### Set task 1
Answer these questions about the renting and moving-in text:
(a) About how much did the writer pay in total up front?
(b) According to the text, what age limit do many recycle shops set for the appliances they accept?
(c) Where does the text say to go to register your address?

### Text section
####
My estate agent was super lovely and actually negotiated a cheaper rent for me with my landlord! You'll be looking at 2 months rent, cleaning fee for the start and end of the tenancy, home insurance, lock exchange, bug prevention, and shikikin or reikin (sometimes both) I was told that average 初期費用 initial costs are around 300,000 Yen upfront. My total was around 220,000 yen because Shizuoka is slightly cheaper and my estate agency agreed to waive the moving in cleaning fee because I could clean it myself, saving me about 20,000 yen

Moving in tips//

You can get 30 day sim only data only plans online for your mobile- check if there is a cancellation fee when you set up wifi or mobile bc I got stung. If you don't need a phone number, I'd just get a good pocket wifi.
You need to phone the city/ utility providers for gas, water and electricity, get a friend or someone at work to do it for you if you aren't confident in your Japanese. All you actually have to say is I'm moving into a new place, give the address, your name, and when you want to start using it.
You'll also need to register your address- just go to your city hall and they can help you with filling in forms.
Try second hand shopping for fridges, washing machine etc. They will often deliver or install it for you. I'd buy models newer than 4 years old if you can though, because you will have an easier time selling it back at the end of your tenancy- lots of recycle shops only accept models under 5 years old
Try minimalism! The less stuff you have, the hassle when you're moving :)
Plants are bae!
####
### Raw data
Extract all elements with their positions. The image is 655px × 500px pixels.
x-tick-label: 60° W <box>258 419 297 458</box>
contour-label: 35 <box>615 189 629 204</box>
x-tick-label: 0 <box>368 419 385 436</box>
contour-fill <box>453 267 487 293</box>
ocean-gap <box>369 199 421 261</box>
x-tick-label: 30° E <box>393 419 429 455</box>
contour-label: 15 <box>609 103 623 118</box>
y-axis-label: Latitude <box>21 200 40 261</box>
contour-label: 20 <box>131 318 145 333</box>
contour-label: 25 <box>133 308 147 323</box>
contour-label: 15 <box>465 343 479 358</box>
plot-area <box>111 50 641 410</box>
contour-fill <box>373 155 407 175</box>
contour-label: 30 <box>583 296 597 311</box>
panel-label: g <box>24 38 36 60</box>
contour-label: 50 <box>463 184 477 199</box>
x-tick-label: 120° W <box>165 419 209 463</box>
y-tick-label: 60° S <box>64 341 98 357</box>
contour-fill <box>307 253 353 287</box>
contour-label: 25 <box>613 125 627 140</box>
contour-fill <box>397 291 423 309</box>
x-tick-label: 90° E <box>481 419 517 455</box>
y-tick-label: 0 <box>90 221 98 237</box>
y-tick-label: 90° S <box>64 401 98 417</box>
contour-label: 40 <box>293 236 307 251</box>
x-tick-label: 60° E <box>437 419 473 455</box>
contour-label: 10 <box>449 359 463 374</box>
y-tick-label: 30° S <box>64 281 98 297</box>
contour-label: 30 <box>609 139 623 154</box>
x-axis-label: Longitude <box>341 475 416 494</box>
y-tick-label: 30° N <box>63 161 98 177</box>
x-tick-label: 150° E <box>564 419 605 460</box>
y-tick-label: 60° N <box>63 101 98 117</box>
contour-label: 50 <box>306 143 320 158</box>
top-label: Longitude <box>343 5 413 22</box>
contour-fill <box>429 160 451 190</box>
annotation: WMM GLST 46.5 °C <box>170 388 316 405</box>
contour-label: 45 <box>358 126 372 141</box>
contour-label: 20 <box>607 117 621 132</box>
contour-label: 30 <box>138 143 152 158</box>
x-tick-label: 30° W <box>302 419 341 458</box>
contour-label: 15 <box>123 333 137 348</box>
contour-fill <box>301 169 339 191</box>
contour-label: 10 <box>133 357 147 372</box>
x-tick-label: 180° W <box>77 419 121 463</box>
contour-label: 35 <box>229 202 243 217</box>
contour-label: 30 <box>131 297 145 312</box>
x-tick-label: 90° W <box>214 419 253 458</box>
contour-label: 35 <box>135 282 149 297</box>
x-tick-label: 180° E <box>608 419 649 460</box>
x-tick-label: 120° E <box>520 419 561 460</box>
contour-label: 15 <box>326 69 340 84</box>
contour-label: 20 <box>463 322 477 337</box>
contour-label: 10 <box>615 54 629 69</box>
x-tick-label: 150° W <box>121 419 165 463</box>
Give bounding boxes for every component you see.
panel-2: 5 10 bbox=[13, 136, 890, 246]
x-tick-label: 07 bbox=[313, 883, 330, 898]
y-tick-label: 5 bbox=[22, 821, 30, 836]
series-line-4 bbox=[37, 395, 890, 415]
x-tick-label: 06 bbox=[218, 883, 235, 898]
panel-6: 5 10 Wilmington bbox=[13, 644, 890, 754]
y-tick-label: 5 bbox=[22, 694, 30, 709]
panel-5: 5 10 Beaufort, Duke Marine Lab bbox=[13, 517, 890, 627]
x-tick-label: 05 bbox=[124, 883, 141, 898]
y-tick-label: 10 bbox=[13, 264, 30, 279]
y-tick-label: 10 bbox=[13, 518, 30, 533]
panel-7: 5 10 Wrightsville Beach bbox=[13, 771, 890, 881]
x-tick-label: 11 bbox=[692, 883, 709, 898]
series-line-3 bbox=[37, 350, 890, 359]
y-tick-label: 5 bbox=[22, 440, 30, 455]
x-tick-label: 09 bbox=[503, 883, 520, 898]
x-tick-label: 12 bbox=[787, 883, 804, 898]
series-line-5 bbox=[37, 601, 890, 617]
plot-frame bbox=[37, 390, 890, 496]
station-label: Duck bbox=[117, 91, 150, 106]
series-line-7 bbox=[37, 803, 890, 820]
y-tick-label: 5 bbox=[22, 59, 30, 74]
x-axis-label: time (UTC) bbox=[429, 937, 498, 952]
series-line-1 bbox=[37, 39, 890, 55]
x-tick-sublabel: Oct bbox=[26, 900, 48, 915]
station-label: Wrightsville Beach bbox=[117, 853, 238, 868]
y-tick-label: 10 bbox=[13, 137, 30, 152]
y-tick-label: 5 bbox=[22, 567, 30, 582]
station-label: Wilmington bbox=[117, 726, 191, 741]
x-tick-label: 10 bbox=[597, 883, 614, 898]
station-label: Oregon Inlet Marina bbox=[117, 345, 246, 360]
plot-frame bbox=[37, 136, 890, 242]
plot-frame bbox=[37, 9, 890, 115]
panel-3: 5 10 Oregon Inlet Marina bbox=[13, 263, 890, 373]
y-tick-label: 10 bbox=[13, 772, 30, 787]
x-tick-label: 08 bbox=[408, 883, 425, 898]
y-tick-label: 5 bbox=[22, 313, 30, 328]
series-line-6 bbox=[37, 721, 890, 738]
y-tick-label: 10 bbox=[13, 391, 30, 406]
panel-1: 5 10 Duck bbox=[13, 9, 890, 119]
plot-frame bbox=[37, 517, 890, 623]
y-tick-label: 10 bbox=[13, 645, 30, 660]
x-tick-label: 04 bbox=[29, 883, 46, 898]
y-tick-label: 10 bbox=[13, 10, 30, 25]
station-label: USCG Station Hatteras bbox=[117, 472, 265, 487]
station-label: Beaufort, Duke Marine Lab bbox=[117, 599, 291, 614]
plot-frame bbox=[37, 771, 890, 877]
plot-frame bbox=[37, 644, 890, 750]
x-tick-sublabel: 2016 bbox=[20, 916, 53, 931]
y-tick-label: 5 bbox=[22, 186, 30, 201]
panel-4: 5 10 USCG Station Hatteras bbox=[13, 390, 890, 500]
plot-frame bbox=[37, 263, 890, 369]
####
### Set task 2
Copy the entries without any changes, starting at the first entry and continuing up to and including the line with "contour-fill <box>453 267 487 293</box>".

### Reply 1
(a) Around 220,000 yen.
(b) They accept only models under 5 years old.
(c) Your city hall.

### Reply 2
Extract all elements with their positions. The image is 655px × 500px pixels.
x-tick-label: 60° W <box>258 419 297 458</box>
contour-label: 35 <box>615 189 629 204</box>
x-tick-label: 0 <box>368 419 385 436</box>
contour-fill <box>453 267 487 293</box>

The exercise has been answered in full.